[start of Data entries]

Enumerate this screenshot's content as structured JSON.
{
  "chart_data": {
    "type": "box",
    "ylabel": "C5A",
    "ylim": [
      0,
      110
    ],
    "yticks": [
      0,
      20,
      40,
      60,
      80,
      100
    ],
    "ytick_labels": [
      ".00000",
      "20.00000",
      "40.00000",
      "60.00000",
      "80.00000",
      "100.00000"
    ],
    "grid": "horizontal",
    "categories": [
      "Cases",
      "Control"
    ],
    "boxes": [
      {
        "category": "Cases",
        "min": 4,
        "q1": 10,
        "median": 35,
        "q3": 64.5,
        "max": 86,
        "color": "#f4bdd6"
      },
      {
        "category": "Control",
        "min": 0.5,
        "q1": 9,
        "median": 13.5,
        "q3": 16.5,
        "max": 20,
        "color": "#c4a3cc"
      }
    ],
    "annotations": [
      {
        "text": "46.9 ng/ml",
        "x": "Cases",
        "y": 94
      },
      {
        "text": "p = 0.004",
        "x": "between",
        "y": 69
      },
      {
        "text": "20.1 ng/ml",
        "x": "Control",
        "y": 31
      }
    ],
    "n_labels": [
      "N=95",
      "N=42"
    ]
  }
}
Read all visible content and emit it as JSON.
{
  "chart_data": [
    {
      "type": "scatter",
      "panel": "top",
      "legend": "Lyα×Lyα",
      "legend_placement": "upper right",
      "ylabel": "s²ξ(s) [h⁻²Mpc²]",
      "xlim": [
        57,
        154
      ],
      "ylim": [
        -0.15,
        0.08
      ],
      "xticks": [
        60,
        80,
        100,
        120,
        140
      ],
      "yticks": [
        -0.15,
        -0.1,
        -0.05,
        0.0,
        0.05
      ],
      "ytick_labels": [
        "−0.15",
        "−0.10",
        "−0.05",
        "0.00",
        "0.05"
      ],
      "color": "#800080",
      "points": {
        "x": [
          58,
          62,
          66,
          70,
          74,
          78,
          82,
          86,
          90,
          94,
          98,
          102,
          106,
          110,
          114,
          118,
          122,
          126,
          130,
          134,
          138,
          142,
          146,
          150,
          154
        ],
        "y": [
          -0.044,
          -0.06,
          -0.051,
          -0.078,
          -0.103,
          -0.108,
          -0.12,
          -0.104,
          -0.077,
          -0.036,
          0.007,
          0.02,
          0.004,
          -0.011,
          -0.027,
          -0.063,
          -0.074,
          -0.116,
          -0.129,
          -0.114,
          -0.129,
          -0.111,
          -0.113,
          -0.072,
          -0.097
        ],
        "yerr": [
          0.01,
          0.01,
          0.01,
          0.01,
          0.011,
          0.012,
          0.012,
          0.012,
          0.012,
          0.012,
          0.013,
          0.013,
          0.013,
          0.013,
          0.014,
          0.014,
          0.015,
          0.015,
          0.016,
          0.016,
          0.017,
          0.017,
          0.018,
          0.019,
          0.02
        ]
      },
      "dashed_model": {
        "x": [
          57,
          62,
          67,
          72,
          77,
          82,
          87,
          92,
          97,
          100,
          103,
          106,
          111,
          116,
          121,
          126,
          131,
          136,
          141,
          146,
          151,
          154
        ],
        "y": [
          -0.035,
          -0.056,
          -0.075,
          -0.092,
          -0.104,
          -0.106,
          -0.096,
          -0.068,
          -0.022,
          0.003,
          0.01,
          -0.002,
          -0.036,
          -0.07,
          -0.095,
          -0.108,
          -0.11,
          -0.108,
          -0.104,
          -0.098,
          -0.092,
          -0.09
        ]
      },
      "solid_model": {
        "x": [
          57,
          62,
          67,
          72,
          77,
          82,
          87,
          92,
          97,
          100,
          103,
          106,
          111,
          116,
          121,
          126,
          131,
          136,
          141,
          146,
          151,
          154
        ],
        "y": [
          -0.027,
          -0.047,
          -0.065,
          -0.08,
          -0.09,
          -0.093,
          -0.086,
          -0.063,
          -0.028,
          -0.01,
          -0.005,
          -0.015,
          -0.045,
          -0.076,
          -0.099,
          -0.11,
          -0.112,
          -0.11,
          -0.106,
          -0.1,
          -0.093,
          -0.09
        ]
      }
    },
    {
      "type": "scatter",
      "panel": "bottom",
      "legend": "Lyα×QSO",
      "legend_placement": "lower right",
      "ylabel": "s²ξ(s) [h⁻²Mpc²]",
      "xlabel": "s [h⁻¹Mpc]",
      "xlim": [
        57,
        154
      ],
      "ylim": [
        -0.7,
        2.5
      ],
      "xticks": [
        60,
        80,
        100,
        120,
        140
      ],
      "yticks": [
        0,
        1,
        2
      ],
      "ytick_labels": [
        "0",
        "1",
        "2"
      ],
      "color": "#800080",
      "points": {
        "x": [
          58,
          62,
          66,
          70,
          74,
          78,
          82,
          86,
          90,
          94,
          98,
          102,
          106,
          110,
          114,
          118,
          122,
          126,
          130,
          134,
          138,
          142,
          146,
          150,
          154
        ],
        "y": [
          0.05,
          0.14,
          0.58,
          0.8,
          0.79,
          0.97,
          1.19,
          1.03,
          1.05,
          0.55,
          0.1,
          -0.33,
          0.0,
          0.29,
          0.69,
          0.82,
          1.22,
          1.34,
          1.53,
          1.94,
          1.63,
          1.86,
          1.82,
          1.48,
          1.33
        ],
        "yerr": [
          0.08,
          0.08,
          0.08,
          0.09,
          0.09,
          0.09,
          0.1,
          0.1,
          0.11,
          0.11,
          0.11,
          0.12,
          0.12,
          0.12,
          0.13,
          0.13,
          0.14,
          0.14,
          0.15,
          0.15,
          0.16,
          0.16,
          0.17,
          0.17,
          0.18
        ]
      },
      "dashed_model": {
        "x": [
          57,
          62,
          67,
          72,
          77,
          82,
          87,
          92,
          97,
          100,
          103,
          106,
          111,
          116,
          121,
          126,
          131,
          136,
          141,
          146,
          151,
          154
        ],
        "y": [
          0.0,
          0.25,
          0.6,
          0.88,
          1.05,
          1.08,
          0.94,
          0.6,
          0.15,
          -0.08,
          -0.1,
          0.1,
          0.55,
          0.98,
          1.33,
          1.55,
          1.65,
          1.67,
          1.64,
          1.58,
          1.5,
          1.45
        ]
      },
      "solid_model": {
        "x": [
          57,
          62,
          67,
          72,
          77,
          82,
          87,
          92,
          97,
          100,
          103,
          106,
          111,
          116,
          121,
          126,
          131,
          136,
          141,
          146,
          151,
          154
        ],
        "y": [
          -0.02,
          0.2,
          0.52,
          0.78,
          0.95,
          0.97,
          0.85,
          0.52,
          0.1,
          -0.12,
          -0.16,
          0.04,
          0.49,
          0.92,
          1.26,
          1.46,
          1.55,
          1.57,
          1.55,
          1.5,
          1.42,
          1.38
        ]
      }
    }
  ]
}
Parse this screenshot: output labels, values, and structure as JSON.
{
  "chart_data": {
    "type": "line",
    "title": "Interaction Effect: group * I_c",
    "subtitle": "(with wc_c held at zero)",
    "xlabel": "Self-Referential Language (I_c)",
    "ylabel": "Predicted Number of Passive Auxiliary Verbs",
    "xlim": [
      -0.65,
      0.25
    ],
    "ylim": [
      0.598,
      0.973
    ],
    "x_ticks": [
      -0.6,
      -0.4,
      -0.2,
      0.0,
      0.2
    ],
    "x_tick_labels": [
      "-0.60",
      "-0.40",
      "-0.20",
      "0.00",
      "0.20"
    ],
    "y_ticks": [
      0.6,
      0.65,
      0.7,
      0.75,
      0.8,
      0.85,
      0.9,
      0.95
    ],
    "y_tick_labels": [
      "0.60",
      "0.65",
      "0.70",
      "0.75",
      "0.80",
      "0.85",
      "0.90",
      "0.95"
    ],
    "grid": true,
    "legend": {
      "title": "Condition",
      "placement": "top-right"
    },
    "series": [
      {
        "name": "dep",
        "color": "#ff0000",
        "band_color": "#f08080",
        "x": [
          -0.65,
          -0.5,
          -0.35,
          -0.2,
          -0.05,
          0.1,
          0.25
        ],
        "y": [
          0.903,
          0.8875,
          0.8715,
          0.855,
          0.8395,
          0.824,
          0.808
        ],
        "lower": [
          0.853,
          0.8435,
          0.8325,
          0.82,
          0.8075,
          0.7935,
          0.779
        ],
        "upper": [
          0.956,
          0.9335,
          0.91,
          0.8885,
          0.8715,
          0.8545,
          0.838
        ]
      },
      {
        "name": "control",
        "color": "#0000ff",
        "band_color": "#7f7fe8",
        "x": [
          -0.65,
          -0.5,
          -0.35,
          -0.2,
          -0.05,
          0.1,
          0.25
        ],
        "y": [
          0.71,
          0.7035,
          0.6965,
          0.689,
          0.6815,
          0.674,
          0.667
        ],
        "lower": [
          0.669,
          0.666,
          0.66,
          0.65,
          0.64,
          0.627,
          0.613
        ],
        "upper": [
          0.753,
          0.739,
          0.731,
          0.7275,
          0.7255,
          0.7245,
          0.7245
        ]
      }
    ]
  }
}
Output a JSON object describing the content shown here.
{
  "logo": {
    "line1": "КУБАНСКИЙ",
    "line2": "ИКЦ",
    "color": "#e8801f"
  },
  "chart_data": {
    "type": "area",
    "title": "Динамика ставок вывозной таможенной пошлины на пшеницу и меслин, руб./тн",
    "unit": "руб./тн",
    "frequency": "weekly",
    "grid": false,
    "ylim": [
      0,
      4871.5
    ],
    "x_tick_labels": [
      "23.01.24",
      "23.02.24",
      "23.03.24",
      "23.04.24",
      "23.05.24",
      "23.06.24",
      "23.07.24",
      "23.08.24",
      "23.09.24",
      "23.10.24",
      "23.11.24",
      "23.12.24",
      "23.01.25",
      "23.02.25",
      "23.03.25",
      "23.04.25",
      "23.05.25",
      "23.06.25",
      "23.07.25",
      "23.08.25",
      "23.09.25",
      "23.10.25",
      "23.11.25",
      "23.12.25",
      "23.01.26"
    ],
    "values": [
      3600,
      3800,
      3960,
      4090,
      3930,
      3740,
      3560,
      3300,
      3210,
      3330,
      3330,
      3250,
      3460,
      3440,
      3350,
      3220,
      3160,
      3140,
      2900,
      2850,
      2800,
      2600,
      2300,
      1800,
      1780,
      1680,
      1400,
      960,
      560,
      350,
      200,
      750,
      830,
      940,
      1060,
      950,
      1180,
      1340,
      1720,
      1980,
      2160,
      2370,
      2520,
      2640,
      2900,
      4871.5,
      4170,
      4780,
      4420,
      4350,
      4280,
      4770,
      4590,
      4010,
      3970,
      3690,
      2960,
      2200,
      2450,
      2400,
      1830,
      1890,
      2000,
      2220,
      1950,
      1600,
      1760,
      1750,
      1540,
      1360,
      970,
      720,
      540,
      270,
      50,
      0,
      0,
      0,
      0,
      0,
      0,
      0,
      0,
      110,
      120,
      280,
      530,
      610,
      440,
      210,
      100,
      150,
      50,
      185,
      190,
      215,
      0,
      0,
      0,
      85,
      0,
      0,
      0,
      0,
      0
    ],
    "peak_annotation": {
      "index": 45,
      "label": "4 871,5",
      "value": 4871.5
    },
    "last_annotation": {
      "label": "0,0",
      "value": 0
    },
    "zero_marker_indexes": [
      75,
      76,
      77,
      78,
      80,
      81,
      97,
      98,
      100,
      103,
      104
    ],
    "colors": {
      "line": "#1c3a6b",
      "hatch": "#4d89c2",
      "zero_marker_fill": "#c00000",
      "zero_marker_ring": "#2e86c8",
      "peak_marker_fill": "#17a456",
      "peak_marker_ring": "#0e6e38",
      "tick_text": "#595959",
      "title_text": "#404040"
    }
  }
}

[end of Data entries]

- To do
From the data, pick out every line that includes "values".

- Solution for this exercise
Parse this screenshot: output labels, values, and structure as JSON.
    "values": [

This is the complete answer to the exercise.